+++ PAGE TEXT

the first one that he brings up is a summary from his other book, how the mind works, in which he discussed "some simple logical relationships that underlie our understanding of a complete thought but are difficult to represent in generic networks." (pinker 80) pinker claims that human beings have such talents, that are almost impossible to possess if the slate is really blank. first is ability to distinguish between "a kind and an individual," such as a particular duck and ducks in general. second is talent called "compositionality," the ability to "entertain a new, complex thought that is just not the sum of simple thoughts composing it, but depends on their relationship," such as understanding "cats chasing mice" and not "mice chasing cats instead. third is the talent called "quantification," or the ability to differentiate between "fooling some of the people all of the time and fooling all of the people some of the time." fourth is talent called "recursion," or one's ability to "embed one thought inside the other," such as thinking that elvis lives, that people are thinking that elvis lives, that magazines report that elvis lives, and so forth. the fifth and last is the ability to "engage in a cateegorical reasoning," such as knowing that shrewds are not mice, although they might look alike.

another example that he discusses is with regard to violence. pinker argues that violence is just human nature, and not a "learned behavior" (pinker 310) like some people claim. the fact that aggressive parents have aggressive children cannot be used to conclude that environment causes the children to become aggressive as well. pinker argues that such claim is disregarding the possibility that "violent tendencies could be inherited as well," and continues on by saying that "unless one looks at adopted children and shows that they act more like their adoptive parents than like their biological parents," then one cannot make such claim about environment is causing the children to behave aggresively.
++++++
+++ MATERIAL PROVIDED
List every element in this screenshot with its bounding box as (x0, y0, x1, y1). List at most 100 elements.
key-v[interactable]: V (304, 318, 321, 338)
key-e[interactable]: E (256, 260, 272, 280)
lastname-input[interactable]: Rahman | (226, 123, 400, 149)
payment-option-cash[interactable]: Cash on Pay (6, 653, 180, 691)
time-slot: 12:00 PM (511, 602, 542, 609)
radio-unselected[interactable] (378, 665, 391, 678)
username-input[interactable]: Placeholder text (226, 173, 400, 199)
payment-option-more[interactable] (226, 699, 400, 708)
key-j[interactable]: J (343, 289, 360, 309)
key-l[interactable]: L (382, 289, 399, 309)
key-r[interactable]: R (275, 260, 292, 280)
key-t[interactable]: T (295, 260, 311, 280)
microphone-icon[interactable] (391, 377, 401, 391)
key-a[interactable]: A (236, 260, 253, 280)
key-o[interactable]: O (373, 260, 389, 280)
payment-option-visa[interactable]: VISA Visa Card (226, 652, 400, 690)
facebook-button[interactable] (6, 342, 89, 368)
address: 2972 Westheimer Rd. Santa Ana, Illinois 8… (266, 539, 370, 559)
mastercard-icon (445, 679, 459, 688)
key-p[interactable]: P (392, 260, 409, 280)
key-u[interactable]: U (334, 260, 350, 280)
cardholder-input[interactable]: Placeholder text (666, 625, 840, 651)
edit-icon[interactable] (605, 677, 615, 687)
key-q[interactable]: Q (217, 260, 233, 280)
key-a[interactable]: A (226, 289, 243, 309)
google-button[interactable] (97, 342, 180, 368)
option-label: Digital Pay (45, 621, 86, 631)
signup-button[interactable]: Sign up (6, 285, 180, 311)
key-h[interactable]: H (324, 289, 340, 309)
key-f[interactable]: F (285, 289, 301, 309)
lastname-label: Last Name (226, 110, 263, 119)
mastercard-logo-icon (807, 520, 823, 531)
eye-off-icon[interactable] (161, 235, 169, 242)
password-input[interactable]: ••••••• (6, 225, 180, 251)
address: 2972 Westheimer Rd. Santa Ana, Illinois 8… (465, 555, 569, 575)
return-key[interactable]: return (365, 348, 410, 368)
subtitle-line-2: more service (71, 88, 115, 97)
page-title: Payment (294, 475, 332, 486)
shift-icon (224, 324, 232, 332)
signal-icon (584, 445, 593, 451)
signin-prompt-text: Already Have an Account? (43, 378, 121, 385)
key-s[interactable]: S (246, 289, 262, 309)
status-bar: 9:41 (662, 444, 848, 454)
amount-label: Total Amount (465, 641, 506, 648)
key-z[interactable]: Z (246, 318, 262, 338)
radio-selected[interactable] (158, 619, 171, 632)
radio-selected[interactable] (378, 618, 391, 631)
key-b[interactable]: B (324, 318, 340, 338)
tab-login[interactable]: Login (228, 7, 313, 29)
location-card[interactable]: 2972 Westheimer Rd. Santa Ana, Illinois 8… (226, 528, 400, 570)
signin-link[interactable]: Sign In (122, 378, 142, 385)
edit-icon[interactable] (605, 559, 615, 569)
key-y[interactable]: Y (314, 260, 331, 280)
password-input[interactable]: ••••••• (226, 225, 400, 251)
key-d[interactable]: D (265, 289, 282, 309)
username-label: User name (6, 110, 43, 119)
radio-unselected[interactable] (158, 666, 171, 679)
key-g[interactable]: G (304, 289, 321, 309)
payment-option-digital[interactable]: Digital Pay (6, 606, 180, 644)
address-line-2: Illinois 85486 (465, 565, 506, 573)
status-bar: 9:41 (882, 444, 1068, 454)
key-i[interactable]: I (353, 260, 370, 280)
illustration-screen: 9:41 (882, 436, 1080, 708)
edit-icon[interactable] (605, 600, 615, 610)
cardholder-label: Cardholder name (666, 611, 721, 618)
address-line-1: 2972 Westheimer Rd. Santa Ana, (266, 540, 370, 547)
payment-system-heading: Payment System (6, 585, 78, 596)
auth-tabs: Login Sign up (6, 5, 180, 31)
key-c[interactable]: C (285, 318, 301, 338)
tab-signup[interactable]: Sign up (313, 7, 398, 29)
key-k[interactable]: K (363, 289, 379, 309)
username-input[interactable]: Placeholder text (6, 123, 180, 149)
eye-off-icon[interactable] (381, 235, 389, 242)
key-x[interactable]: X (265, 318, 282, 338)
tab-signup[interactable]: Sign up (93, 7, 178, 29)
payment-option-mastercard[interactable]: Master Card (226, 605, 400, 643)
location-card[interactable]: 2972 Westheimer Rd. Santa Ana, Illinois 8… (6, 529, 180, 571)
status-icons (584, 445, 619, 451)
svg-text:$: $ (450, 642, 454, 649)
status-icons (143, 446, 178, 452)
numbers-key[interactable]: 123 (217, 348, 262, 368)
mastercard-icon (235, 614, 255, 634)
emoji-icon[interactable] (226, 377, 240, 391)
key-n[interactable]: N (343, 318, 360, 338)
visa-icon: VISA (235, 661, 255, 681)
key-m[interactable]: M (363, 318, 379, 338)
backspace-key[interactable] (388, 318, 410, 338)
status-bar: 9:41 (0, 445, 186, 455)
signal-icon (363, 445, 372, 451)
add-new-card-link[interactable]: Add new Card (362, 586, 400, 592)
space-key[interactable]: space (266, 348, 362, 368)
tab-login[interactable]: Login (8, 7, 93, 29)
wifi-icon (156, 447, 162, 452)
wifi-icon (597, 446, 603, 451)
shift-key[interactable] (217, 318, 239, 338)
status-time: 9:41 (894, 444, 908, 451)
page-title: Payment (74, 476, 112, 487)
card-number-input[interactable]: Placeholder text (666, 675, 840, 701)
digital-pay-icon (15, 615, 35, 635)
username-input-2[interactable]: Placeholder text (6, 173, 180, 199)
++++++
• **QUESTIONS**
- a) In the Pinker passage, what ability does the talent called "recursion" refer to?
- b) Restate the Pinker passage from "another example that" through "to behave aggresively.", swapping out "adoptive" for "foster".

• **YOUR WRITTEN ANSWERS**
- a) One's ability to "embed one thought inside the other."

- b)
another example that he discusses is with regard to violence. pinker argues that violence is just human nature, and not a "learned behavior" (pinker 310) like some people claim. the fact that aggressive parents have aggressive children cannot be used to conclude that environment causes the children to become aggressive as well. pinker argues that such claim is disregarding the possibility that "violent tendencies could be inherited as well," and continues on by saying that "unless one looks at adopted children and shows that they act more like their foster parents than like their biological parents," then one cannot make such claim about environment is causing the children to behave aggresively.